- [PROBLEM]:
Of all the lines in these entries, how many contain the string "connecting"? Give only that count.

Entries from a visual dataset:
------------------------------------------------------------------------

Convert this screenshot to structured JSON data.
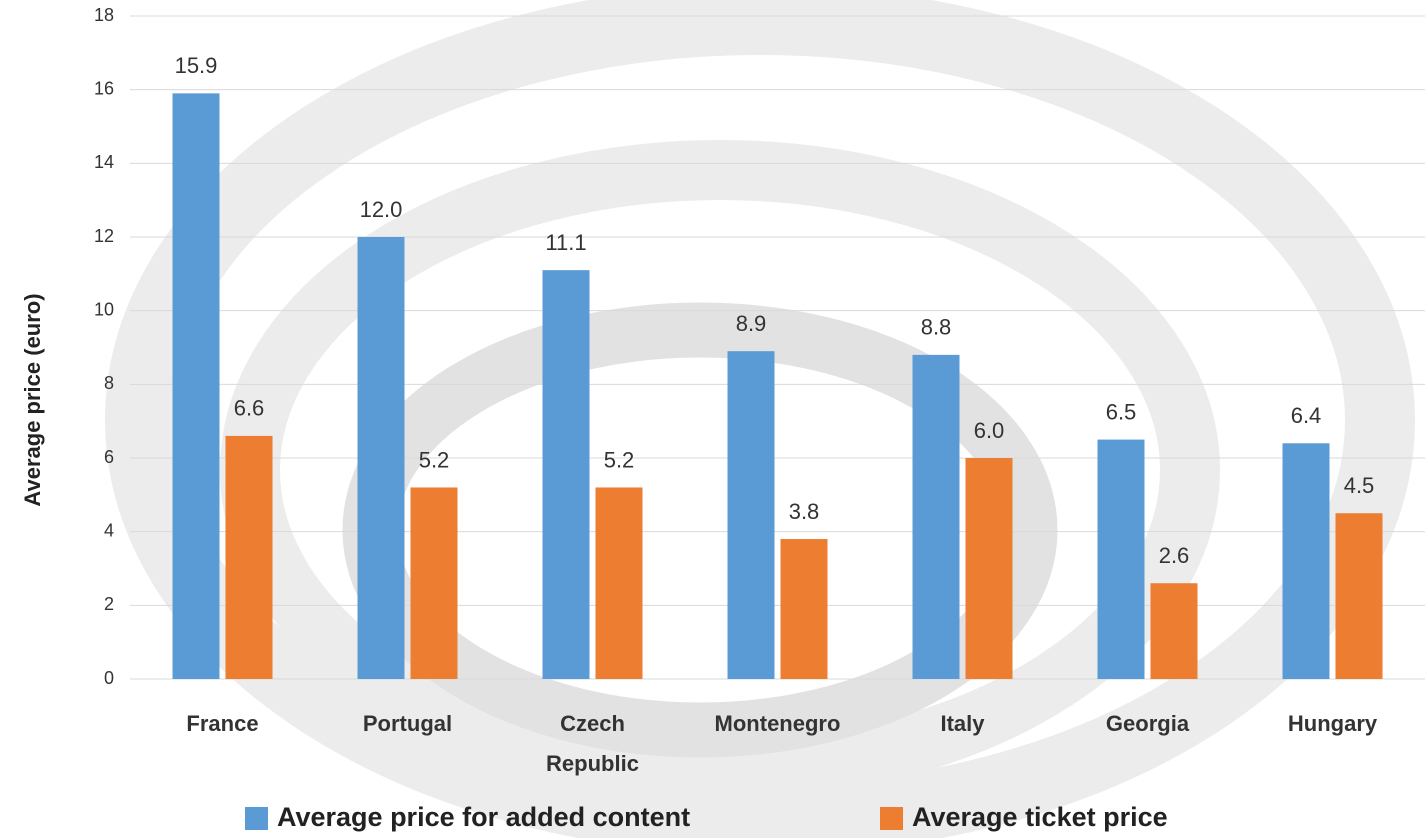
{
  "chart_data": {
    "type": "bar",
    "y_label": "Average price (euro)",
    "categories": [
      "France",
      "Portugal",
      "Czech Republic",
      "Montenegro",
      "Italy",
      "Georgia",
      "Hungary"
    ],
    "series": [
      {
        "name": "Average price for added content",
        "color": "#5b9bd5",
        "values": [
          15.9,
          12.0,
          11.1,
          8.9,
          8.8,
          6.5,
          6.4
        ],
        "value_labels": [
          "15.9",
          "12.0",
          "11.1",
          "8.9",
          "8.8",
          "6.5",
          "6.4"
        ]
      },
      {
        "name": "Average ticket price",
        "color": "#ed7d31",
        "values": [
          6.6,
          5.2,
          5.2,
          3.8,
          6.0,
          2.6,
          4.5
        ],
        "value_labels": [
          "6.6",
          "5.2",
          "5.2",
          "3.8",
          "6.0",
          "2.6",
          "4.5"
        ]
      }
    ],
    "ylim": [
      0,
      18
    ],
    "yticks": [
      0,
      2,
      4,
      6,
      8,
      10,
      12,
      14,
      16,
      18
    ],
    "grid": true,
    "legend": "bottom"
  }
}
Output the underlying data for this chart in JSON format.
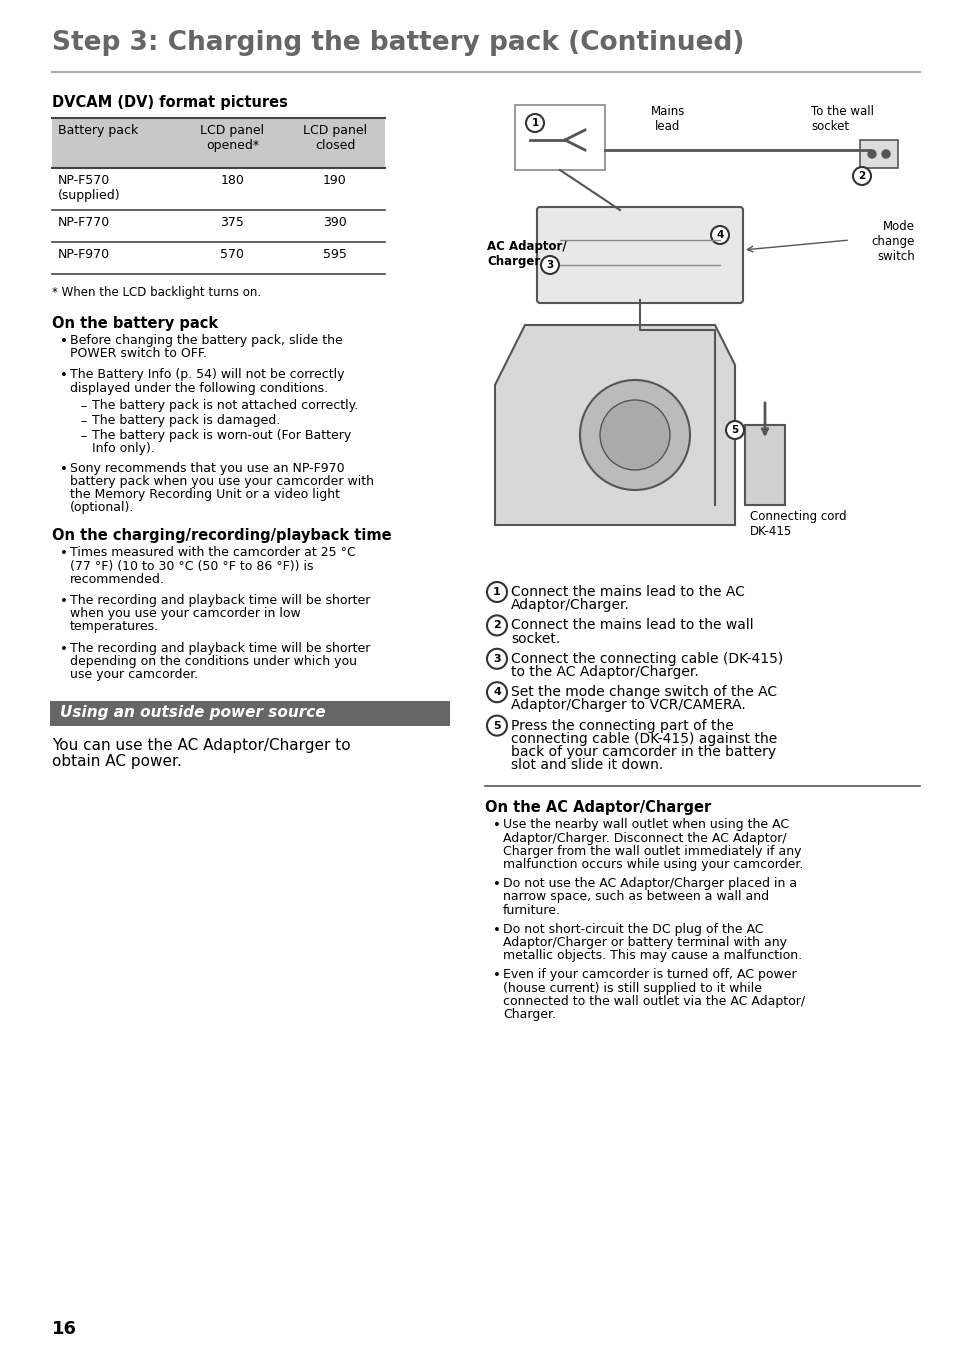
{
  "title": "Step 3: Charging the battery pack (Continued)",
  "title_color": "#666666",
  "bg_color": "#ffffff",
  "table_title": "DVCAM (DV) format pictures",
  "table_header": [
    "Battery pack",
    "LCD panel\nopened*",
    "LCD panel\nclosed"
  ],
  "table_rows": [
    [
      "NP-F570\n(supplied)",
      "180",
      "190"
    ],
    [
      "NP-F770",
      "375",
      "390"
    ],
    [
      "NP-F970",
      "570",
      "595"
    ]
  ],
  "table_header_bg": "#cccccc",
  "footnote": "* When the LCD backlight turns on.",
  "section1_title": "On the battery pack",
  "section2_title": "On the charging/recording/playback time",
  "banner_text": "Using an outside power source",
  "banner_bg": "#666666",
  "banner_fg": "#ffffff",
  "intro_text": "You can use the AC Adaptor/Charger to\nobtain AC power.",
  "right_section_title": "On the AC Adaptor/Charger",
  "right_bullets": [
    "Use the nearby wall outlet when using the AC\nAdaptor/Charger. Disconnect the AC Adaptor/\nCharger from the wall outlet immediately if any\nmalfunction occurs while using your camcorder.",
    "Do not use the AC Adaptor/Charger placed in a\nnarrow space, such as between a wall and\nfurniture.",
    "Do not short-circuit the DC plug of the AC\nAdaptor/Charger or battery terminal with any\nmetallic objects. This may cause a malfunction.",
    "Even if your camcorder is turned off, AC power\n(house current) is still supplied to it while\nconnected to the wall outlet via the AC Adaptor/\nCharger."
  ],
  "numbered_steps": [
    "Connect the mains lead to the AC\nAdaptor/Charger.",
    "Connect the mains lead to the wall\nsocket.",
    "Connect the connecting cable (DK-415)\nto the AC Adaptor/Charger.",
    "Set the mode change switch of the AC\nAdaptor/Charger to VCR/CAMERA.",
    "Press the connecting part of the\nconnecting cable (DK-415) against the\nback of your camcorder in the battery\nslot and slide it down."
  ],
  "page_number": "16"
}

------------------------------------------------------------------------

- [TASK RESULT]:
2